● **WHAT THIS TASK INVOLVES**: Count, in the entries, the lines with "name". Answer with the number only.

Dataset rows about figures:
----

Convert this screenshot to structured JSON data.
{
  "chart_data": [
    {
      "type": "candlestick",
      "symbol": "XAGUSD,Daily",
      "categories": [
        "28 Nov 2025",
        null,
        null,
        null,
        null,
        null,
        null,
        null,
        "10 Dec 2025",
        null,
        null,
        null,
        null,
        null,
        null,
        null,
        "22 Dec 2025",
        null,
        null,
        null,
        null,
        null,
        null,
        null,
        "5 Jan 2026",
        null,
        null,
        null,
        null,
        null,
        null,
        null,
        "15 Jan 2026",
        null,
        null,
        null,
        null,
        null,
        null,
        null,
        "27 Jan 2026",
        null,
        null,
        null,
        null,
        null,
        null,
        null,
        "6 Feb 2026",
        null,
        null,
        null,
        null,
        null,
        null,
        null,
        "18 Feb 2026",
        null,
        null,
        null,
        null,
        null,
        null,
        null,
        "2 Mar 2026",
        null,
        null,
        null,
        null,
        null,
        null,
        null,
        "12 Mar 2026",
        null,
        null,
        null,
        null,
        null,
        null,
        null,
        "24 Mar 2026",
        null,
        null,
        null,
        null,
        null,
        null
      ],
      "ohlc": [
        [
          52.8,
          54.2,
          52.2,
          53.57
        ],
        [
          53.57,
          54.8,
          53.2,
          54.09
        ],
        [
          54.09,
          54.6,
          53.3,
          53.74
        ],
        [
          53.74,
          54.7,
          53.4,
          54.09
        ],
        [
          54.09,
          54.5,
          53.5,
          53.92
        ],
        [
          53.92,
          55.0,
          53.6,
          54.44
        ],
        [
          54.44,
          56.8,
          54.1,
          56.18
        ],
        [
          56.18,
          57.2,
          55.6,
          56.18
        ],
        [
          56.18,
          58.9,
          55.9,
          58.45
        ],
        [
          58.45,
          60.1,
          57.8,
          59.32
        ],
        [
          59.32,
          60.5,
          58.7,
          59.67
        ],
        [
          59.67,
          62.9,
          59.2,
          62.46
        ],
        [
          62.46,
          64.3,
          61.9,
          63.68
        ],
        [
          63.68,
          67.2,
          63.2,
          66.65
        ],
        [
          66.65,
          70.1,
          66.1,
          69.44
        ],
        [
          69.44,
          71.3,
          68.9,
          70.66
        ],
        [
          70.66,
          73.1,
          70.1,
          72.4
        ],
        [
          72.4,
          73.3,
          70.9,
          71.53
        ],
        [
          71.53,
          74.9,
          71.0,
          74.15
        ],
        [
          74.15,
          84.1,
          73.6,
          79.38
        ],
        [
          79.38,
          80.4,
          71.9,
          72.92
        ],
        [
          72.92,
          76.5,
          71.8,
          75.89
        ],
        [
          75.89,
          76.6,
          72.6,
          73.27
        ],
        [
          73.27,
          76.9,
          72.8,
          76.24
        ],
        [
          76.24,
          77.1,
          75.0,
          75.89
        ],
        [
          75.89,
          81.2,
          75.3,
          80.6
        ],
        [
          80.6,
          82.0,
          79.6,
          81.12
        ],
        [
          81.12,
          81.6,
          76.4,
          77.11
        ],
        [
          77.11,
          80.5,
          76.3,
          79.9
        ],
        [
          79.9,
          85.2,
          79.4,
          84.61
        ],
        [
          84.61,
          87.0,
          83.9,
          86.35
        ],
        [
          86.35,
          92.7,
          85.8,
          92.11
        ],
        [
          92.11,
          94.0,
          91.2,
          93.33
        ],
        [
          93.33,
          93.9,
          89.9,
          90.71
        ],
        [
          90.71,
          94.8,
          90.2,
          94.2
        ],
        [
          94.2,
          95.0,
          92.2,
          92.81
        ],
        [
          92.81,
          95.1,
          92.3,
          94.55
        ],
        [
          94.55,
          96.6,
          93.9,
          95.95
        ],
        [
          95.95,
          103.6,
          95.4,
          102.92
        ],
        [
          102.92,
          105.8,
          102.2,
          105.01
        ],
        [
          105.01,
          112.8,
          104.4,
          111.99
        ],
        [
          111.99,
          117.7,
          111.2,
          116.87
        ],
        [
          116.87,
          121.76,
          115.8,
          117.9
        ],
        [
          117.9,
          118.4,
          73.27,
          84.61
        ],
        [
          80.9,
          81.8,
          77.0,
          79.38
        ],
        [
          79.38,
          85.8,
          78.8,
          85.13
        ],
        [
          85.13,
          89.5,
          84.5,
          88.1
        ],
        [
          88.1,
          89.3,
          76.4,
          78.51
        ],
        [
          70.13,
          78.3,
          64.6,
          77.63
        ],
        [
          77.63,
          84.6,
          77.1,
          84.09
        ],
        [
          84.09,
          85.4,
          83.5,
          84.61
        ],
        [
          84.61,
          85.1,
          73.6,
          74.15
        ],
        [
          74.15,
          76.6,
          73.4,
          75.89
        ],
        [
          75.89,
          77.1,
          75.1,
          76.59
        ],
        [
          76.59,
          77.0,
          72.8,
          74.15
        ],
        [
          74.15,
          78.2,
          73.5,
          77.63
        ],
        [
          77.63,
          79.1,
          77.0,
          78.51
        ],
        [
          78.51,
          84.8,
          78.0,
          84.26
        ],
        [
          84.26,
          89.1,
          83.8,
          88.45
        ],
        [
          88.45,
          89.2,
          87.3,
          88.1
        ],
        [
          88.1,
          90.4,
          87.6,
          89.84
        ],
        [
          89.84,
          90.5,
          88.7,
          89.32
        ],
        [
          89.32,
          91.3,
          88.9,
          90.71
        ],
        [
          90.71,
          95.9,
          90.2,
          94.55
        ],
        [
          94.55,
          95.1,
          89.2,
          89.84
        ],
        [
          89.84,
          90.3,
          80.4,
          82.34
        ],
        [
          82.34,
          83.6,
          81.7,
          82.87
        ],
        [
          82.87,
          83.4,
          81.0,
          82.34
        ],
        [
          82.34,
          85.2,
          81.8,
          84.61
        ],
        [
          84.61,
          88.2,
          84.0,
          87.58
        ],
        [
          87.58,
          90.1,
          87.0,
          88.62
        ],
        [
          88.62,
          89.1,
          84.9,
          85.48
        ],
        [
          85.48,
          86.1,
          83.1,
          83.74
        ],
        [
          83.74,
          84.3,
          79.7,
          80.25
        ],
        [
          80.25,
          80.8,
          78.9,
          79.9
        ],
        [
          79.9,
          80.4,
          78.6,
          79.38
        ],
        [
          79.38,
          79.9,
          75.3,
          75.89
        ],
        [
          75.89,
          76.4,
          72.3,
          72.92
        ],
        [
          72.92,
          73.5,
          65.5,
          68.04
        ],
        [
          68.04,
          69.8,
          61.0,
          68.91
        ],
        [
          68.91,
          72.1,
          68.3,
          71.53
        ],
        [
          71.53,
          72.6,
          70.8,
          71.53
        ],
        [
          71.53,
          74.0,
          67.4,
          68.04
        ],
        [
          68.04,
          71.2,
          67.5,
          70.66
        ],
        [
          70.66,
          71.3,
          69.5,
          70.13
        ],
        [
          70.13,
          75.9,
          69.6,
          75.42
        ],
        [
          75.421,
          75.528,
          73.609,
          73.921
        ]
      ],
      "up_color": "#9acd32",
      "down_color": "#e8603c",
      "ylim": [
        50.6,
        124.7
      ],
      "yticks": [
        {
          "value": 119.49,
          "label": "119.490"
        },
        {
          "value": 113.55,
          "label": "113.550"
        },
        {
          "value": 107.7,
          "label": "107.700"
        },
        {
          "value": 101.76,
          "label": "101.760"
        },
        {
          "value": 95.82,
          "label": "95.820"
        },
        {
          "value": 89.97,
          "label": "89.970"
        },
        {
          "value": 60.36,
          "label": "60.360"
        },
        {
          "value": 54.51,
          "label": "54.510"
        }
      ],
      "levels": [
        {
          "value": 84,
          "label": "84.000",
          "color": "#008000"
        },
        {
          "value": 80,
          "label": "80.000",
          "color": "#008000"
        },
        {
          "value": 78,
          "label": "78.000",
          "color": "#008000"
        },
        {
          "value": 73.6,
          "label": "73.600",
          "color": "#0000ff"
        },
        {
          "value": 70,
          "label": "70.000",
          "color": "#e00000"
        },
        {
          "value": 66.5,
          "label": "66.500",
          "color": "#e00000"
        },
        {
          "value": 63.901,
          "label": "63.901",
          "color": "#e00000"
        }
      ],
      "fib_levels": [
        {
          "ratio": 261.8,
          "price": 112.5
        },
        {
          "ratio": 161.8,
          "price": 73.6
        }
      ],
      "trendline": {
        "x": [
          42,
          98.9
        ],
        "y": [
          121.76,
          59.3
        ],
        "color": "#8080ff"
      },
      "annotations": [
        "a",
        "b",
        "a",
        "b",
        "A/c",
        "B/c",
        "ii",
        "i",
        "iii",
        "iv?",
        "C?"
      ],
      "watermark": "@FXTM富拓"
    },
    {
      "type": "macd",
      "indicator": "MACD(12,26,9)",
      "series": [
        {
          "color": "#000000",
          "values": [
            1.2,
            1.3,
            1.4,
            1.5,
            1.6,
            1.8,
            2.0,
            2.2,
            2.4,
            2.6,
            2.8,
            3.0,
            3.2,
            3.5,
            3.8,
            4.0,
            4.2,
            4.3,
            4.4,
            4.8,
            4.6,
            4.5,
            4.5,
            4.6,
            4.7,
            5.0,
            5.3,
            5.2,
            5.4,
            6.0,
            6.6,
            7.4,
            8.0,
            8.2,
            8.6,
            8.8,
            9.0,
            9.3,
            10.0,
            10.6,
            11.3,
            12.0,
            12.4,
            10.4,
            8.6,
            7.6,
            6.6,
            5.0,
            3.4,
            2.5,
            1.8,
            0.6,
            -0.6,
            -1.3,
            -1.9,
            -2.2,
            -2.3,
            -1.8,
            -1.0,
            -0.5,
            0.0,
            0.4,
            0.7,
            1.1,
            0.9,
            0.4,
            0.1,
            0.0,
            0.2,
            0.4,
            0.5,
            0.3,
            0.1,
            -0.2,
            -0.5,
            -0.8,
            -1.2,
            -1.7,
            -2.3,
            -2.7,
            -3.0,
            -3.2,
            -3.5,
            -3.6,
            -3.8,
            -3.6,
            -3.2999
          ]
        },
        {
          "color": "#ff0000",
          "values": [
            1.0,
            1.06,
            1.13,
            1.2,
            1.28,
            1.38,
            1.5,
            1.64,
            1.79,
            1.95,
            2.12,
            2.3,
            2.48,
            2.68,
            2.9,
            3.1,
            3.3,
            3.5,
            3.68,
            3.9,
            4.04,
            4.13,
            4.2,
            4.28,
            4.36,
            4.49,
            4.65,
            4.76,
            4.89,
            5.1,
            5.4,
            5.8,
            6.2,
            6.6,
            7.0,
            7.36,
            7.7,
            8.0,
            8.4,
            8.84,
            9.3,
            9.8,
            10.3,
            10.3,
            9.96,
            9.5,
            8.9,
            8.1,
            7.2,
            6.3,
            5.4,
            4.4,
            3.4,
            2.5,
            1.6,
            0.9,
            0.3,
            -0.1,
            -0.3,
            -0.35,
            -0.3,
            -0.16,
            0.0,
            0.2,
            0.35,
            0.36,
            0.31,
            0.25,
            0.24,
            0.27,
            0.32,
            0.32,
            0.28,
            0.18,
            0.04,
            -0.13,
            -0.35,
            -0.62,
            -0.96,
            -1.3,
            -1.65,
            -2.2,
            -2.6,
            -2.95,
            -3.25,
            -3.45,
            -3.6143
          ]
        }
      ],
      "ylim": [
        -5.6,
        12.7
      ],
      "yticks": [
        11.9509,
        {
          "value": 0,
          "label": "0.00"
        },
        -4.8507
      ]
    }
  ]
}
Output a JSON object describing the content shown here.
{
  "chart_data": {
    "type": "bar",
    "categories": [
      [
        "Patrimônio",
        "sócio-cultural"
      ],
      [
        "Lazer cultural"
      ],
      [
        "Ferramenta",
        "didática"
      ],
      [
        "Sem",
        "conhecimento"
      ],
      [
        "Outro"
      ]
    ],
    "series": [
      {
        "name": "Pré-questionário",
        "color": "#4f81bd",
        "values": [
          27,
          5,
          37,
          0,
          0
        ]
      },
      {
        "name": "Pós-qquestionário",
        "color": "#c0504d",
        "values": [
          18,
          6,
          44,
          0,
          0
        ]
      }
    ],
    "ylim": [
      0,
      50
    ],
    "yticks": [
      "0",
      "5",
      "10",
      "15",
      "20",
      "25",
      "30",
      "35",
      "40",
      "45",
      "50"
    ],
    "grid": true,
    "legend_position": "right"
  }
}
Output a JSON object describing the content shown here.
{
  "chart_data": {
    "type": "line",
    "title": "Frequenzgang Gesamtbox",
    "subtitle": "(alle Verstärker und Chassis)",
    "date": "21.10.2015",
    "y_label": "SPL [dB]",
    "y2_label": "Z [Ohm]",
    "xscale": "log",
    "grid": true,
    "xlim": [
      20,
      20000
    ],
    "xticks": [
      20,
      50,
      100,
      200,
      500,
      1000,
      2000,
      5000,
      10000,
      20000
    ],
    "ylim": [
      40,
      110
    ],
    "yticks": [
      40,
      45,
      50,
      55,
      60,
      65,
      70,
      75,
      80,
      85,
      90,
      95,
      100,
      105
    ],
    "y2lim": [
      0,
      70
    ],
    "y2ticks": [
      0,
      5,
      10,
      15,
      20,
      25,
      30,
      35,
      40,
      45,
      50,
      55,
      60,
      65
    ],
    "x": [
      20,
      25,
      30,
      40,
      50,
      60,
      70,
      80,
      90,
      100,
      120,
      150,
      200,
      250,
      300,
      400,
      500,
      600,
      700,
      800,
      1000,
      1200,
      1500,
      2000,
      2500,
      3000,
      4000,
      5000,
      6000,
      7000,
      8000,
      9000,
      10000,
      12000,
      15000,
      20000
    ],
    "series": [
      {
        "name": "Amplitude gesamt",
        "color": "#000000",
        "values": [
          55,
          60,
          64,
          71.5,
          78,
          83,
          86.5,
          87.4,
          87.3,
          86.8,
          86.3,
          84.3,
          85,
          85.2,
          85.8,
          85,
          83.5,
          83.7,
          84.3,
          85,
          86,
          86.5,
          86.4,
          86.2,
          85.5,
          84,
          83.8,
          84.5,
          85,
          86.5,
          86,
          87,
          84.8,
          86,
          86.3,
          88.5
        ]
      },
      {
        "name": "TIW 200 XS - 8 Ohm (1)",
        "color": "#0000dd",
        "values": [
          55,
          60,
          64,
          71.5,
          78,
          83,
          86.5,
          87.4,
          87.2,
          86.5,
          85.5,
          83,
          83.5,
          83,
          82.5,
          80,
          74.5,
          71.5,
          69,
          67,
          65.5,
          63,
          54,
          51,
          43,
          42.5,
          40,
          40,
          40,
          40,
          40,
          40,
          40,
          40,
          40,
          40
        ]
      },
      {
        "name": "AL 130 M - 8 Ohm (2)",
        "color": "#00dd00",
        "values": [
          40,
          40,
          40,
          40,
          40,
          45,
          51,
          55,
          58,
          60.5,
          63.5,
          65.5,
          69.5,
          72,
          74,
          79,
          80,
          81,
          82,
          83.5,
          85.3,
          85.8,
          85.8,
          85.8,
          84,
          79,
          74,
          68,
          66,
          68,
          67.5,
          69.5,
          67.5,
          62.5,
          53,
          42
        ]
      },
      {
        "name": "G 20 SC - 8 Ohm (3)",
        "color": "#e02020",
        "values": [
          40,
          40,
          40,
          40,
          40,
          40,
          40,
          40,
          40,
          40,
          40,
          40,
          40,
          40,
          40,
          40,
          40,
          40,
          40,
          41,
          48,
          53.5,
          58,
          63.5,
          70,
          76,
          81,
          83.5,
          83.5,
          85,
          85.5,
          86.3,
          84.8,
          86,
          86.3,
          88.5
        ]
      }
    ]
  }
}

----

● **EXERCISE RESULT**: 6